[Rows from a dataset]
"""
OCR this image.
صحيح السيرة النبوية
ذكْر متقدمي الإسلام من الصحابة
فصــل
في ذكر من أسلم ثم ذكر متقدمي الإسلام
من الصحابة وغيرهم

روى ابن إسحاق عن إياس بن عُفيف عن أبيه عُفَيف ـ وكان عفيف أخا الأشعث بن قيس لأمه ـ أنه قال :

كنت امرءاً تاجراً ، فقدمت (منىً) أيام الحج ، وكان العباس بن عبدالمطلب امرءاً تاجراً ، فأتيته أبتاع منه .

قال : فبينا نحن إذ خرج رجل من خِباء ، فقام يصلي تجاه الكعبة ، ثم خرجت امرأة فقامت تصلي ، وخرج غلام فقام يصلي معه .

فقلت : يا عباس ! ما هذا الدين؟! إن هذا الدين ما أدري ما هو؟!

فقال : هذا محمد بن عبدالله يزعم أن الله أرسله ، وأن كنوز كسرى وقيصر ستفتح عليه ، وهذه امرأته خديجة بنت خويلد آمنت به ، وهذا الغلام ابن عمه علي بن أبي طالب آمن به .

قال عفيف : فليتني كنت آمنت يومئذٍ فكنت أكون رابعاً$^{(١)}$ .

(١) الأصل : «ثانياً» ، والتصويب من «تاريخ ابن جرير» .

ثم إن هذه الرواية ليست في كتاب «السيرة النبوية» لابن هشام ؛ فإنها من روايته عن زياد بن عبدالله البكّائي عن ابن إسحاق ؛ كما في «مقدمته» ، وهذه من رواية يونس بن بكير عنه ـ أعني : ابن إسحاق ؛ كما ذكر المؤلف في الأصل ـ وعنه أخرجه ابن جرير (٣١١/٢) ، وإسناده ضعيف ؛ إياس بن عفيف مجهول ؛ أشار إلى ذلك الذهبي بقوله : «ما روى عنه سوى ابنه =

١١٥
"""
● The task: Copy all of the data exactly.

● Solution for this exercise:
OCR this image.
صحيح السيرة النبوية
ذكْر متقدمي الإسلام من الصحابة
فصــل
في ذكر من أسلم ثم ذكر متقدمي الإسلام
من الصحابة وغيرهم

روى ابن إسحاق عن إياس بن عُفيف عن أبيه عُفَيف ـ وكان عفيف أخا الأشعث بن قيس لأمه ـ أنه قال :

كنت امرءاً تاجراً ، فقدمت (منىً) أيام الحج ، وكان العباس بن عبدالمطلب امرءاً تاجراً ، فأتيته أبتاع منه .

قال : فبينا نحن إذ خرج رجل من خِباء ، فقام يصلي تجاه الكعبة ، ثم خرجت امرأة فقامت تصلي ، وخرج غلام فقام يصلي معه .

فقلت : يا عباس ! ما هذا الدين؟! إن هذا الدين ما أدري ما هو؟!

فقال : هذا محمد بن عبدالله يزعم أن الله أرسله ، وأن كنوز كسرى وقيصر ستفتح عليه ، وهذه امرأته خديجة بنت خويلد آمنت به ، وهذا الغلام ابن عمه علي بن أبي طالب آمن به .

قال عفيف : فليتني كنت آمنت يومئذٍ فكنت أكون رابعاً$^{(١)}$ .

(١) الأصل : «ثانياً» ، والتصويب من «تاريخ ابن جرير» .

ثم إن هذه الرواية ليست في كتاب «السيرة النبوية» لابن هشام ؛ فإنها من روايته عن زياد بن عبدالله البكّائي عن ابن إسحاق ؛ كما في «مقدمته» ، وهذه من رواية يونس بن بكير عنه ـ أعني : ابن إسحاق ؛ كما ذكر المؤلف في الأصل ـ وعنه أخرجه ابن جرير (٣١١/٢) ، وإسناده ضعيف ؛ إياس بن عفيف مجهول ؛ أشار إلى ذلك الذهبي بقوله : «ما روى عنه سوى ابنه =

١١٥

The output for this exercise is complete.